Data items

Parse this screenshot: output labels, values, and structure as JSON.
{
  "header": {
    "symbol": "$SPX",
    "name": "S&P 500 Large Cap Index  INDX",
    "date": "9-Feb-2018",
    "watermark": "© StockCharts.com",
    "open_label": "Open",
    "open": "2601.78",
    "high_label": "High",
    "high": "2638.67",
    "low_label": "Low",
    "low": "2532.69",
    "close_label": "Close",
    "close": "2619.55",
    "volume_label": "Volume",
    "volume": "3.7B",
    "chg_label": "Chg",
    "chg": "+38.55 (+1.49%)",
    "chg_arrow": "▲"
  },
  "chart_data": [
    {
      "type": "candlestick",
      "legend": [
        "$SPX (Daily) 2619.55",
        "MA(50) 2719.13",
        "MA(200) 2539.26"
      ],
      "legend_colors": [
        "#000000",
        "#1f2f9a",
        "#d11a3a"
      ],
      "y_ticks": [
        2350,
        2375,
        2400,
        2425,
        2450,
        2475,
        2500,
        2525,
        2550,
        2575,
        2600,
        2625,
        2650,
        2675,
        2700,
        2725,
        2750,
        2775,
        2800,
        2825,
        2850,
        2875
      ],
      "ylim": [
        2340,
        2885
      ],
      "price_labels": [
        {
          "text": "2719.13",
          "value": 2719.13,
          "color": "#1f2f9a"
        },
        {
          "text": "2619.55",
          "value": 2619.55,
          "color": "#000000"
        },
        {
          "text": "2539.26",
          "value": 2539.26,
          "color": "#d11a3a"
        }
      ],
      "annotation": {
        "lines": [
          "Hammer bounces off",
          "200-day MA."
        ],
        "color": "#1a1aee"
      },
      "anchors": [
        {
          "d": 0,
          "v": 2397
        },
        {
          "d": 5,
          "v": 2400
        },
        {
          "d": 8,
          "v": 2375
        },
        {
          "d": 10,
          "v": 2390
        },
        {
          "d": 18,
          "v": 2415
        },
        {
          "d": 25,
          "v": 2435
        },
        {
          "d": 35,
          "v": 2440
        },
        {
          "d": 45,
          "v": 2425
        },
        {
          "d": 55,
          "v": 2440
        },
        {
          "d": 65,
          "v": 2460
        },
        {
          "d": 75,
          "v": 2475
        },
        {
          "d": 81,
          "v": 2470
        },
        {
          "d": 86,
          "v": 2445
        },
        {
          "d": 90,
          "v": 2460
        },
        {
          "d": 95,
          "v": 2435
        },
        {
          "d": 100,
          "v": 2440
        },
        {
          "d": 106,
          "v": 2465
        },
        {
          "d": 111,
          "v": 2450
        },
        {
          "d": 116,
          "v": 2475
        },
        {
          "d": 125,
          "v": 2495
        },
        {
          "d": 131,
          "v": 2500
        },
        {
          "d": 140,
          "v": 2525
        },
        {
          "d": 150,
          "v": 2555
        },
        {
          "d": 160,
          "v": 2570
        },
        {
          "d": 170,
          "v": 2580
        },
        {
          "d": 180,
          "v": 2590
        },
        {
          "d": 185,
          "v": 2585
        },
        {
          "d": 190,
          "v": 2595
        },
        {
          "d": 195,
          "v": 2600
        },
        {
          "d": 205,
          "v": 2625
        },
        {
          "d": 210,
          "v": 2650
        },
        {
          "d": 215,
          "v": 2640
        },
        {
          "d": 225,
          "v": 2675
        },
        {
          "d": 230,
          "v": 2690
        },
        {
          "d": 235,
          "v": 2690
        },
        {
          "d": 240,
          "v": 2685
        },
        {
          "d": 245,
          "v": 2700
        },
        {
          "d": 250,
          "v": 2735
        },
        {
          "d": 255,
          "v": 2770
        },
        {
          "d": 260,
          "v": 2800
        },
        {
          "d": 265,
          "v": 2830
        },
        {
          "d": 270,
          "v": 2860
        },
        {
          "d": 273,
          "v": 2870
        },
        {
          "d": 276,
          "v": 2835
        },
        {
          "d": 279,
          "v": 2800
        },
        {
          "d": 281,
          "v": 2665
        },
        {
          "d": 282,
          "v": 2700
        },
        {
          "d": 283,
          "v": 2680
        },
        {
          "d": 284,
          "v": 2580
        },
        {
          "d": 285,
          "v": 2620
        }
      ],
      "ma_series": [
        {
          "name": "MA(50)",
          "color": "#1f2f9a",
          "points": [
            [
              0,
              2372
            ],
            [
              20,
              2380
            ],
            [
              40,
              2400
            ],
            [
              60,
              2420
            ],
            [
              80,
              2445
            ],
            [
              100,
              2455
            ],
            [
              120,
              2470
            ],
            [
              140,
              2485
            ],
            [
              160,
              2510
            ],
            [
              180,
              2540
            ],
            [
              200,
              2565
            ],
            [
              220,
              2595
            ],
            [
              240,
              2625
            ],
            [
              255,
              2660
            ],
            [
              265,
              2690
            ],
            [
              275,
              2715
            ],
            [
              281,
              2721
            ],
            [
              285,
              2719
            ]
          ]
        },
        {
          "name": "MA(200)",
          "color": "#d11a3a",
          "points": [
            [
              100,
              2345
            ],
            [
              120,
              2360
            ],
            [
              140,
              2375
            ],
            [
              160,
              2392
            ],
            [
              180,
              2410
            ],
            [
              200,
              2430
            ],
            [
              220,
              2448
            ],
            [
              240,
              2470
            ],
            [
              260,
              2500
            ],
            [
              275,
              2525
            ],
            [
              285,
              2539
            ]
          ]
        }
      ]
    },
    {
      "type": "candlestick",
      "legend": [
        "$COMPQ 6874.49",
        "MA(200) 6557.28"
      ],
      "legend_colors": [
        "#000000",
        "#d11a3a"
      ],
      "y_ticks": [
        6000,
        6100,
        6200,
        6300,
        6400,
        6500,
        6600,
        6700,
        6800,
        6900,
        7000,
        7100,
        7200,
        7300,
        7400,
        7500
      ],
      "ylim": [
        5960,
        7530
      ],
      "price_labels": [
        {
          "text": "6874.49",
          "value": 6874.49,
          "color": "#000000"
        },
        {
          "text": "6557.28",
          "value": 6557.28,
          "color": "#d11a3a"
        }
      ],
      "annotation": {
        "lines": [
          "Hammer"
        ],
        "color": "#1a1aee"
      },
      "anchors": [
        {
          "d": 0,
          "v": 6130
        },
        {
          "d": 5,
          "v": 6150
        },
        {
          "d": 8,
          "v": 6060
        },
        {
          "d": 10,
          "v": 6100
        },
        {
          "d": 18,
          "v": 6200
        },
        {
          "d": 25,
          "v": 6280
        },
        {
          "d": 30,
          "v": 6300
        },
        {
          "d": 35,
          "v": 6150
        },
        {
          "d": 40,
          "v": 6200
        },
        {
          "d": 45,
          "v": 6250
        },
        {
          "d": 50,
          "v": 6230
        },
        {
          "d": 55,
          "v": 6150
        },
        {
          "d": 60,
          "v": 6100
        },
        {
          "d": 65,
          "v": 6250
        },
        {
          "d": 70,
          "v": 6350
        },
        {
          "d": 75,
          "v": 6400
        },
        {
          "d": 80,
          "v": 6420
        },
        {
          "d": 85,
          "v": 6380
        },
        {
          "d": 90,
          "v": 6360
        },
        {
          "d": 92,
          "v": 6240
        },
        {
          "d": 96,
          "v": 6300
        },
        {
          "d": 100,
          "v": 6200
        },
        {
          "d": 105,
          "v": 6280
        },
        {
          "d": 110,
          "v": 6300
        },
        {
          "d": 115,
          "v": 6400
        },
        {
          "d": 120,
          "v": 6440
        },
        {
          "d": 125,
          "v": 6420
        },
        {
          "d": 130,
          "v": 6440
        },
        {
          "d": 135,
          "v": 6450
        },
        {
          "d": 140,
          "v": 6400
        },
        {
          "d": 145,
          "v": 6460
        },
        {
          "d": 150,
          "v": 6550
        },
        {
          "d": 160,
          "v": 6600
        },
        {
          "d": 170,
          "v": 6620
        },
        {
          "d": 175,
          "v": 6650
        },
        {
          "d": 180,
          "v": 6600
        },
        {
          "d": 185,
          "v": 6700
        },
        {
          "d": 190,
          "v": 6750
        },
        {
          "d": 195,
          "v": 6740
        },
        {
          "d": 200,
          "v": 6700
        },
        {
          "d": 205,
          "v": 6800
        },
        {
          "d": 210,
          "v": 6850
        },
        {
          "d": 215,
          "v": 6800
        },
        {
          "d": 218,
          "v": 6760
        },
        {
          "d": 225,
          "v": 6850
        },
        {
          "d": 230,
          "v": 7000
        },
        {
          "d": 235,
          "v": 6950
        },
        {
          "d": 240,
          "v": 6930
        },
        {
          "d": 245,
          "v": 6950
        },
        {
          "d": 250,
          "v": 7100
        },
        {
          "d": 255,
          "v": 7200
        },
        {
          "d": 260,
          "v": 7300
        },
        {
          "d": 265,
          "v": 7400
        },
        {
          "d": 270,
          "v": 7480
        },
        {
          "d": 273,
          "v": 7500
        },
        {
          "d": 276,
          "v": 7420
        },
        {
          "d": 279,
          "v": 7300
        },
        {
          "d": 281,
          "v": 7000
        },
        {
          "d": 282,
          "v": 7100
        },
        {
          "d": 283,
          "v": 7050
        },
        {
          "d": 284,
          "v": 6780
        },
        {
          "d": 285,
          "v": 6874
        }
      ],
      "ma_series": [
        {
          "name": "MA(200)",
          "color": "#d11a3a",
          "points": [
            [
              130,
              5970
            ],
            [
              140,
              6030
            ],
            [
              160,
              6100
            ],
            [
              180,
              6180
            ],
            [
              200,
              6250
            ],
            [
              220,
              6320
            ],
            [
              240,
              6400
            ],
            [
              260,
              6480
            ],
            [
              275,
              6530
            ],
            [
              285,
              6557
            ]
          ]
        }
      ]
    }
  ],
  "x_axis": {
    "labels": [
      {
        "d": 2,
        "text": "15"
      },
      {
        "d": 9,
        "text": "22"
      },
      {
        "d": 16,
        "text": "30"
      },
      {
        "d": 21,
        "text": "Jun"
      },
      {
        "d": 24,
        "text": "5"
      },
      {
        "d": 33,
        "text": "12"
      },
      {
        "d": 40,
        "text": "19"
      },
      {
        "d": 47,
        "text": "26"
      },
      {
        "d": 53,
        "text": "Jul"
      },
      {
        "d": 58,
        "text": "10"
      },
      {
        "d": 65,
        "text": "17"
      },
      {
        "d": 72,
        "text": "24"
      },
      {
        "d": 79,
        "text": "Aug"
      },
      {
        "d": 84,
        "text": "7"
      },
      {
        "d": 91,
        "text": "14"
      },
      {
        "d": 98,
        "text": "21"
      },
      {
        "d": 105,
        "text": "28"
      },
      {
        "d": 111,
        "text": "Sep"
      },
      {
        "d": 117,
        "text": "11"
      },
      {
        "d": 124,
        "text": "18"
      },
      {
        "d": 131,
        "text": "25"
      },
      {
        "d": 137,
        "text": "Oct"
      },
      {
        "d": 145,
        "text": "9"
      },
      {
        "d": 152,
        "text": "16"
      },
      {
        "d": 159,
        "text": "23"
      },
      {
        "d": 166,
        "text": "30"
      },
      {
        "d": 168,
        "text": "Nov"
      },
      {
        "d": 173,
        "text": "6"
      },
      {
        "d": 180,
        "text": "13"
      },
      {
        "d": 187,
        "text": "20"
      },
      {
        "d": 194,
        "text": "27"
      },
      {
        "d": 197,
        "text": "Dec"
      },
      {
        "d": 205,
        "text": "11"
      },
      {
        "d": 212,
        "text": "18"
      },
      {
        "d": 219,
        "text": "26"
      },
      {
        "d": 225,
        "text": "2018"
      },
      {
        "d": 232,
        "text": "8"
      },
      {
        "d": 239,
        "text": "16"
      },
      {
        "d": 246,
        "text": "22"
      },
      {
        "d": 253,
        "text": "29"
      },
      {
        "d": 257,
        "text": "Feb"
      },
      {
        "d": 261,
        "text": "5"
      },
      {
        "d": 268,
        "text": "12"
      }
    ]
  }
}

--- Problem details ---
Working from the entries above, return all lines that contain "name".

--- Task answer ---
    "name": "S&P 500 Large Cap Index  INDX",
          "name": "MA(50)",
          "name": "MA(200)",
          "name": "MA(200)",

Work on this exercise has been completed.